--- The task ---
Print every line of the rows from the first line through the line holding "text-line: points out", both included, unchanged.

--- Records for the exercise ---
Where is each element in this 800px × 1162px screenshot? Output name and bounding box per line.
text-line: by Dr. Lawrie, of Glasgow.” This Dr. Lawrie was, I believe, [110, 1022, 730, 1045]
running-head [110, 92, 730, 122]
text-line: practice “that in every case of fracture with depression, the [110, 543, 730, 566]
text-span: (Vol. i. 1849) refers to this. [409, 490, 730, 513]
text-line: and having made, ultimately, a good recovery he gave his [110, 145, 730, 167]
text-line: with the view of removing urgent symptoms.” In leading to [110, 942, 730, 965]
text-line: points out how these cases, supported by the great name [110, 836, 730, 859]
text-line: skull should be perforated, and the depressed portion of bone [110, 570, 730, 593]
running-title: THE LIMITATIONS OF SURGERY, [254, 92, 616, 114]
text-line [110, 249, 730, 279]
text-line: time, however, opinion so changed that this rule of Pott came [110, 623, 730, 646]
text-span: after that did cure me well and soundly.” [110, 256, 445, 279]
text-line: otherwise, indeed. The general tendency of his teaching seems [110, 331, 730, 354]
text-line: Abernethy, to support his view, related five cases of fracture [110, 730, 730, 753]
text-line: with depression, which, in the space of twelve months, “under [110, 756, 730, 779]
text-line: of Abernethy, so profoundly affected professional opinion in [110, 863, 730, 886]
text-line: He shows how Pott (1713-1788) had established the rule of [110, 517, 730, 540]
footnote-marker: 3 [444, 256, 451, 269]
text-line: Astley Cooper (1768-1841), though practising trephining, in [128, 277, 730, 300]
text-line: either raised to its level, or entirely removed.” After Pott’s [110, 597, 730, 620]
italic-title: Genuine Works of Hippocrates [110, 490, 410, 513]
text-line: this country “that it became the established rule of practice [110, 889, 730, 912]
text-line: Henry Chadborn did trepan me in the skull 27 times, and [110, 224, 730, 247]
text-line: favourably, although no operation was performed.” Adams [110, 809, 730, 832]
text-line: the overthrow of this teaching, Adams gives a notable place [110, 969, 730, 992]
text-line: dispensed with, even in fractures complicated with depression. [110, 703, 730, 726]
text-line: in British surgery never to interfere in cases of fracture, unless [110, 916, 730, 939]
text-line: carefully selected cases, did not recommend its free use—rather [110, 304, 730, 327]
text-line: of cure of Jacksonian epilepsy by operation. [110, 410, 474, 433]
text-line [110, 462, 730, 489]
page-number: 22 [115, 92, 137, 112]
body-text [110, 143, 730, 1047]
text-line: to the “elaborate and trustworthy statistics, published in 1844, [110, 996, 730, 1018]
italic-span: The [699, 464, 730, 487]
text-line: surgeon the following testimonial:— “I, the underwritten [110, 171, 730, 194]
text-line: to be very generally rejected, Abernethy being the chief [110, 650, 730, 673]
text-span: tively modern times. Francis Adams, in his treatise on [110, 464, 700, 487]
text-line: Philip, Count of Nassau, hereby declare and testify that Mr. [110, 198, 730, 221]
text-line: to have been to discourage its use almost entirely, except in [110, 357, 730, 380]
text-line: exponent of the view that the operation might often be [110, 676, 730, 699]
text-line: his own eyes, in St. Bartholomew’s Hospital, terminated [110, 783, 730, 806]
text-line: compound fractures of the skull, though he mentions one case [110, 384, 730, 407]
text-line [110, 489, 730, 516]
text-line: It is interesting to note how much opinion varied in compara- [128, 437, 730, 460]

--- Result of the exercise ---
Where is each element in this 800px × 1162px screenshot? Output name and bounding box per line.
text-line: by Dr. Lawrie, of Glasgow.” This Dr. Lawrie was, I believe, [110, 1022, 730, 1045]
running-head [110, 92, 730, 122]
text-line: practice “that in every case of fracture with depression, the [110, 543, 730, 566]
text-span: (Vol. i. 1849) refers to this. [409, 490, 730, 513]
text-line: and having made, ultimately, a good recovery he gave his [110, 145, 730, 167]
text-line: with the view of removing urgent symptoms.” In leading to [110, 942, 730, 965]
text-line: points out how these cases, supported by the great name [110, 836, 730, 859]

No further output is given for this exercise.